** START OF DATA RECORDS **

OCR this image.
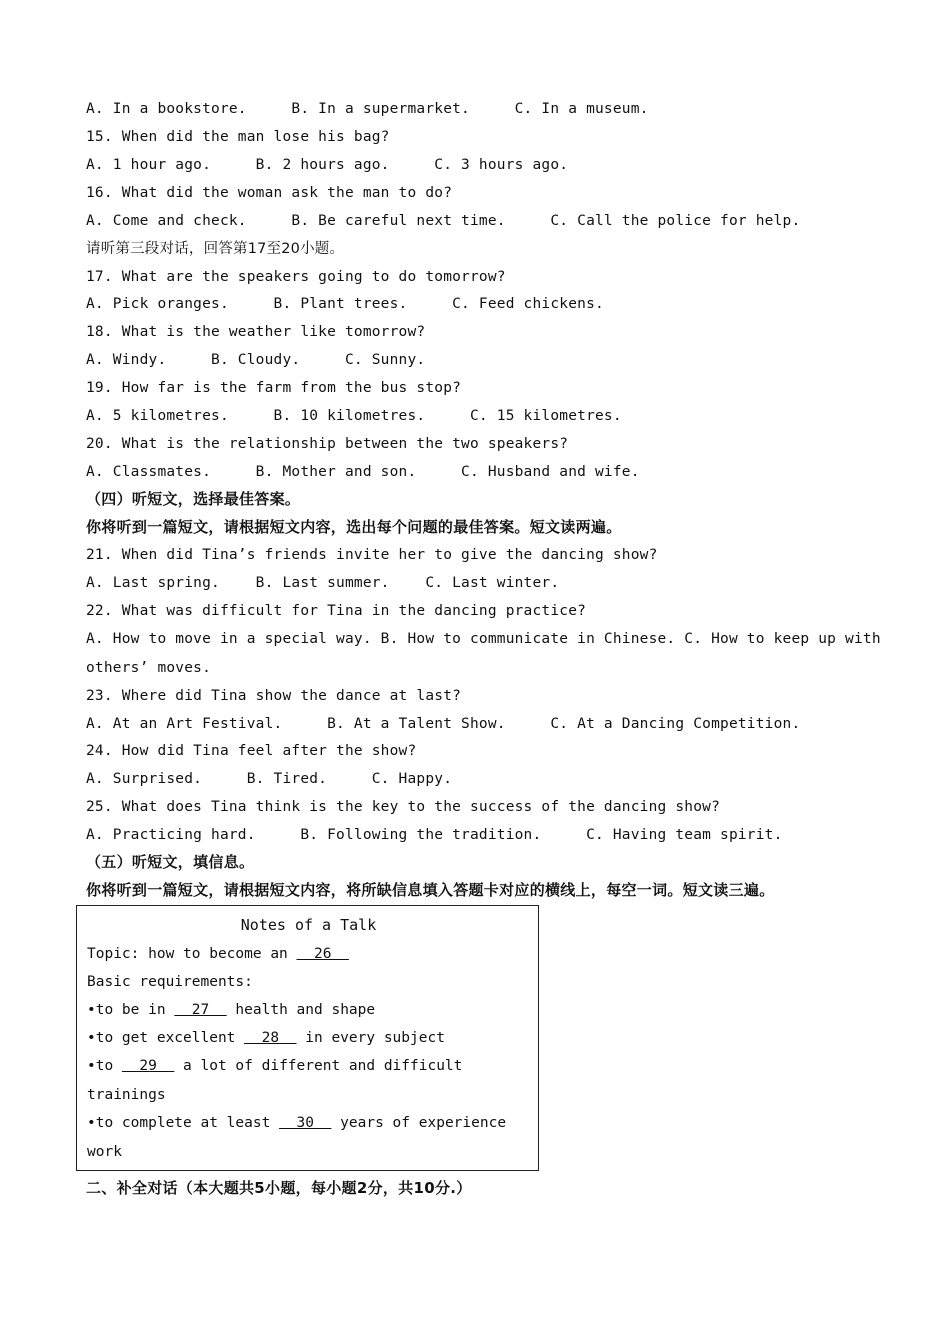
A. In a bookstore.     B. In a supermarket.     C. In a museum.
15. When did the man lose his bag?
A. 1 hour ago.     B. 2 hours ago.     C. 3 hours ago.
16. What did the woman ask the man to do?
A. Come and check.     B. Be careful next time.     C. Call the police for help.
请听第三段对话，回答第17至20小题。
17. What are the speakers going to do tomorrow?
A. Pick oranges.     B. Plant trees.     C. Feed chickens.
18. What is the weather like tomorrow?
A. Windy.     B. Cloudy.     C. Sunny.
19. How far is the farm from the bus stop?
A. 5 kilometres.     B. 10 kilometres.     C. 15 kilometres.
20. What is the relationship between the two speakers?
A. Classmates.     B. Mother and son.     C. Husband and wife.
（四）听短文，选择最佳答案。
你将听到一篇短文，请根据短文内容，选出每个问题的最佳答案。短文读两遍。
21. When did Tina’s friends invite her to give the dancing show?
A. Last spring.    B. Last summer.    C. Last winter.
22. What was difficult for Tina in the dancing practice?
A. How to move in a special way. B. How to communicate in Chinese. C. How to keep up with
others’ moves.
23. Where did Tina show the dance at last?
A. At an Art Festival.     B. At a Talent Show.     C. At a Dancing Competition.
24. How did Tina feel after the show?
A. Surprised.     B. Tired.     C. Happy.
25. What does Tina think is the key to the success of the dancing show?
A. Practicing hard.     B. Following the tradition.     C. Having team spirit.
（五）听短文，填信息。
你将听到一篇短文，请根据短文内容，将所缺信息填入答题卡对应的横线上，每空一词。短文读三遍。
Notes of a Talk
Topic: how to become an   26
Basic requirements:
•to be in   27   health and shape
•to get excellent   28   in every subject
•to   29   a lot of different and difficult
trainings
•to complete at least   30   years of experience
work
二、补全对话（本大题共5小题，每小题2分，共10分.）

** END OF DATA RECORDS **

Copy every line of the records above that holds the word "When".

15. When did the man lose his bag?
21. When did Tina’s friends invite her to give the dancing show?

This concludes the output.